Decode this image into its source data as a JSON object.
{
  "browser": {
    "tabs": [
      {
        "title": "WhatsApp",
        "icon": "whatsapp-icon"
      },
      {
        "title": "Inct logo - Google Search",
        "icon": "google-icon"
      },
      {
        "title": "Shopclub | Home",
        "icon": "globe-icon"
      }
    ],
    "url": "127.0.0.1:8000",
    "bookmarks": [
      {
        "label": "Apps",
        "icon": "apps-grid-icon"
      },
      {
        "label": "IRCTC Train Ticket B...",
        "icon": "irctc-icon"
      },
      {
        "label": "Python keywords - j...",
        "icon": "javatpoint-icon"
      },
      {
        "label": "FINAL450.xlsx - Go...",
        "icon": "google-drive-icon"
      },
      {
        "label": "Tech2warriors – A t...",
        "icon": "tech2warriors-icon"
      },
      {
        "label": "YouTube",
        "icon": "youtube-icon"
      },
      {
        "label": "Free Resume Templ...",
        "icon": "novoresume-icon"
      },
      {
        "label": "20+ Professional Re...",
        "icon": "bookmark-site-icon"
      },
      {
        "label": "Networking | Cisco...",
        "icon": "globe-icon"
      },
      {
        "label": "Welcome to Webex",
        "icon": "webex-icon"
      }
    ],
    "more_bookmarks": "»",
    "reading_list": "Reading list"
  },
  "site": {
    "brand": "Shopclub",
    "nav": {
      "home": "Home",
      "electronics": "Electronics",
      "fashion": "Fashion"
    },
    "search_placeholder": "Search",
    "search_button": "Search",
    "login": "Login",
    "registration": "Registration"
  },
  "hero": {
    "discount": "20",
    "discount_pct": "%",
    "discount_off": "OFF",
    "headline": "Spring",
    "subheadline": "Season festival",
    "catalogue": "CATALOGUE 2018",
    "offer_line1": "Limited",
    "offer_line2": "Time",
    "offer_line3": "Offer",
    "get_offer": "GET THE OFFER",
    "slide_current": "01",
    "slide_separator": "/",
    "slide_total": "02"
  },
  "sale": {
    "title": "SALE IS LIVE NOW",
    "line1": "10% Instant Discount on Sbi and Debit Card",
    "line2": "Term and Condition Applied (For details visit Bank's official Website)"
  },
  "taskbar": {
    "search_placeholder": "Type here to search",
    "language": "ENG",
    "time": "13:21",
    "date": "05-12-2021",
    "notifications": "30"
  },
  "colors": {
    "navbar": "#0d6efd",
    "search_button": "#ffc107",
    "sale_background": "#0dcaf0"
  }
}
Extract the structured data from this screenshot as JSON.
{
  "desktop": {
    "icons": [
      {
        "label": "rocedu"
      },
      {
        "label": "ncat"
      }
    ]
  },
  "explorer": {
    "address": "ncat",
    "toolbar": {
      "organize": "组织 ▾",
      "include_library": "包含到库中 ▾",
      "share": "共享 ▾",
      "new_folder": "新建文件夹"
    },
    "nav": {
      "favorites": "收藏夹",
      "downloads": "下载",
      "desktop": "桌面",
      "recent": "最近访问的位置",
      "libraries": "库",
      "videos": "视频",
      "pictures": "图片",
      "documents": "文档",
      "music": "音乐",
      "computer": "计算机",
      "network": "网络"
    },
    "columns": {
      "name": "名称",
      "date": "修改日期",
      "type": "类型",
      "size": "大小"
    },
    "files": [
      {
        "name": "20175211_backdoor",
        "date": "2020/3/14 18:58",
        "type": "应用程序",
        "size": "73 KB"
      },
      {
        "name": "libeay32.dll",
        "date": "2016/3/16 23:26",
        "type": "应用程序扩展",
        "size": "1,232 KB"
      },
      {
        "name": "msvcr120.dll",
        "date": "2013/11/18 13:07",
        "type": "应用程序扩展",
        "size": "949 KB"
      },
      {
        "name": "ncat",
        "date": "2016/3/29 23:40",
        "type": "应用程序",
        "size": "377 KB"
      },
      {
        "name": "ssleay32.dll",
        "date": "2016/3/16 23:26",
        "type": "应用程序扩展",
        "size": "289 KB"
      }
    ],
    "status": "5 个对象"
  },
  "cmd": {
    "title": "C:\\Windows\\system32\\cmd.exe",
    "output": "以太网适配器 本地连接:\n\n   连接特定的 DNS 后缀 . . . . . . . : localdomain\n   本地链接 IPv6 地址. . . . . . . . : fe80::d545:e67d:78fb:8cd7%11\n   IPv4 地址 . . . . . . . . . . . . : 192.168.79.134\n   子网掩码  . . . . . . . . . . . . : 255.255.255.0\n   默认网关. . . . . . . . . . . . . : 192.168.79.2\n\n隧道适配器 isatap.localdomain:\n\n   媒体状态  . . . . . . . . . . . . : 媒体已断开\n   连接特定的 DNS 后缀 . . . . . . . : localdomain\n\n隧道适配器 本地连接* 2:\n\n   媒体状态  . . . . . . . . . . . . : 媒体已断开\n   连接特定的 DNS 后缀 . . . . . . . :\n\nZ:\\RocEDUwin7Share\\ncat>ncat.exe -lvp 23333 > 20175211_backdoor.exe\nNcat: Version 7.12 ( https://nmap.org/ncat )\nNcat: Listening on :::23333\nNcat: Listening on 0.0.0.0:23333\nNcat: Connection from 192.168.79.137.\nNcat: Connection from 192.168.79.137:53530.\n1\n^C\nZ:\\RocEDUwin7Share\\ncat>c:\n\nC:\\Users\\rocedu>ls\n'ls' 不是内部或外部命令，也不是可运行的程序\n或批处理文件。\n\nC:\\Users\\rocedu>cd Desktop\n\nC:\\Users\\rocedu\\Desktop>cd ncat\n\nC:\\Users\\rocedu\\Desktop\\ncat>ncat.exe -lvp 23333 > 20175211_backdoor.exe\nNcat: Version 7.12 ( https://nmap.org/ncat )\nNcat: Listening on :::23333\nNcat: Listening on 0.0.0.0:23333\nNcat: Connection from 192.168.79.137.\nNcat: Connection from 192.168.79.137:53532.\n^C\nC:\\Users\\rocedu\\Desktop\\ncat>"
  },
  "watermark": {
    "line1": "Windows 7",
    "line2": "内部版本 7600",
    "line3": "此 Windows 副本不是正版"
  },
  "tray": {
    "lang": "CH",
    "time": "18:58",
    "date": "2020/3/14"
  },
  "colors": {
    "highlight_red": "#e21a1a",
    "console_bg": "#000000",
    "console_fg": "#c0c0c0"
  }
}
***
■ REQUIREMENTS ■
Give the material above again, word for word.

■ RESPONSE BELOW ■
Decode this image into its source data as a JSON object.
{
  "browser": {
    "tabs": [
      {
        "title": "WhatsApp",
        "icon": "whatsapp-icon"
      },
      {
        "title": "Inct logo - Google Search",
        "icon": "google-icon"
      },
      {
        "title": "Shopclub | Home",
        "icon": "globe-icon"
      }
    ],
    "url": "127.0.0.1:8000",
    "bookmarks": [
      {
        "label": "Apps",
        "icon": "apps-grid-icon"
      },
      {
        "label": "IRCTC Train Ticket B...",
        "icon": "irctc-icon"
      },
      {
        "label": "Python keywords - j...",
        "icon": "javatpoint-icon"
      },
      {
        "label": "FINAL450.xlsx - Go...",
        "icon": "google-drive-icon"
      },
      {
        "label": "Tech2warriors – A t...",
        "icon": "tech2warriors-icon"
      },
      {
        "label": "YouTube",
        "icon": "youtube-icon"
      },
      {
        "label": "Free Resume Templ...",
        "icon": "novoresume-icon"
      },
      {
        "label": "20+ Professional Re...",
        "icon": "bookmark-site-icon"
      },
      {
        "label": "Networking | Cisco...",
        "icon": "globe-icon"
      },
      {
        "label": "Welcome to Webex",
        "icon": "webex-icon"
      }
    ],
    "more_bookmarks": "»",
    "reading_list": "Reading list"
  },
  "site": {
    "brand": "Shopclub",
    "nav": {
      "home": "Home",
      "electronics": "Electronics",
      "fashion": "Fashion"
    },
    "search_placeholder": "Search",
    "search_button": "Search",
    "login": "Login",
    "registration": "Registration"
  },
  "hero": {
    "discount": "20",
    "discount_pct": "%",
    "discount_off": "OFF",
    "headline": "Spring",
    "subheadline": "Season festival",
    "catalogue": "CATALOGUE 2018",
    "offer_line1": "Limited",
    "offer_line2": "Time",
    "offer_line3": "Offer",
    "get_offer": "GET THE OFFER",
    "slide_current": "01",
    "slide_separator": "/",
    "slide_total": "02"
  },
  "sale": {
    "title": "SALE IS LIVE NOW",
    "line1": "10% Instant Discount on Sbi and Debit Card",
    "line2": "Term and Condition Applied (For details visit Bank's official Website)"
  },
  "taskbar": {
    "search_placeholder": "Type here to search",
    "language": "ENG",
    "time": "13:21",
    "date": "05-12-2021",
    "notifications": "30"
  },
  "colors": {
    "navbar": "#0d6efd",
    "search_button": "#ffc107",
    "sale_background": "#0dcaf0"
  }
}
Extract the structured data from this screenshot as JSON.
{
  "desktop": {
    "icons": [
      {
        "label": "rocedu"
      },
      {
        "label": "ncat"
      }
    ]
  },
  "explorer": {
    "address": "ncat",
    "toolbar": {
      "organize": "组织 ▾",
      "include_library": "包含到库中 ▾",
      "share": "共享 ▾",
      "new_folder": "新建文件夹"
    },
    "nav": {
      "favorites": "收藏夹",
      "downloads": "下载",
      "desktop": "桌面",
      "recent": "最近访问的位置",
      "libraries": "库",
      "videos": "视频",
      "pictures": "图片",
      "documents": "文档",
      "music": "音乐",
      "computer": "计算机",
      "network": "网络"
    },
    "columns": {
      "name": "名称",
      "date": "修改日期",
      "type": "类型",
      "size": "大小"
    },
    "files": [
      {
        "name": "20175211_backdoor",
        "date": "2020/3/14 18:58",
        "type": "应用程序",
        "size": "73 KB"
      },
      {
        "name": "libeay32.dll",
        "date": "2016/3/16 23:26",
        "type": "应用程序扩展",
        "size": "1,232 KB"
      },
      {
        "name": "msvcr120.dll",
        "date": "2013/11/18 13:07",
        "type": "应用程序扩展",
        "size": "949 KB"
      },
      {
        "name": "ncat",
        "date": "2016/3/29 23:40",
        "type": "应用程序",
        "size": "377 KB"
      },
      {
        "name": "ssleay32.dll",
        "date": "2016/3/16 23:26",
        "type": "应用程序扩展",
        "size": "289 KB"
      }
    ],
    "status": "5 个对象"
  },
  "cmd": {
    "title": "C:\\Windows\\system32\\cmd.exe",
    "output": "以太网适配器 本地连接:\n\n   连接特定的 DNS 后缀 . . . . . . . : localdomain\n   本地链接 IPv6 地址. . . . . . . . : fe80::d545:e67d:78fb:8cd7%11\n   IPv4 地址 . . . . . . . . . . . . : 192.168.79.134\n   子网掩码  . . . . . . . . . . . . : 255.255.255.0\n   默认网关. . . . . . . . . . . . . : 192.168.79.2\n\n隧道适配器 isatap.localdomain:\n\n   媒体状态  . . . . . . . . . . . . : 媒体已断开\n   连接特定的 DNS 后缀 . . . . . . . : localdomain\n\n隧道适配器 本地连接* 2:\n\n   媒体状态  . . . . . . . . . . . . : 媒体已断开\n   连接特定的 DNS 后缀 . . . . . . . :\n\nZ:\\RocEDUwin7Share\\ncat>ncat.exe -lvp 23333 > 20175211_backdoor.exe\nNcat: Version 7.12 ( https://nmap.org/ncat )\nNcat: Listening on :::23333\nNcat: Listening on 0.0.0.0:23333\nNcat: Connection from 192.168.79.137.\nNcat: Connection from 192.168.79.137:53530.\n1\n^C\nZ:\\RocEDUwin7Share\\ncat>c:\n\nC:\\Users\\rocedu>ls\n'ls' 不是内部或外部命令，也不是可运行的程序\n或批处理文件。\n\nC:\\Users\\rocedu>cd Desktop\n\nC:\\Users\\rocedu\\Desktop>cd ncat\n\nC:\\Users\\rocedu\\Desktop\\ncat>ncat.exe -lvp 23333 > 20175211_backdoor.exe\nNcat: Version 7.12 ( https://nmap.org/ncat )\nNcat: Listening on :::23333\nNcat: Listening on 0.0.0.0:23333\nNcat: Connection from 192.168.79.137.\nNcat: Connection from 192.168.79.137:53532.\n^C\nC:\\Users\\rocedu\\Desktop\\ncat>"
  },
  "watermark": {
    "line1": "Windows 7",
    "line2": "内部版本 7600",
    "line3": "此 Windows 副本不是正版"
  },
  "tray": {
    "lang": "CH",
    "time": "18:58",
    "date": "2020/3/14"
  },
  "colors": {
    "highlight_red": "#e21a1a",
    "console_bg": "#000000",
    "console_fg": "#c0c0c0"
  }
}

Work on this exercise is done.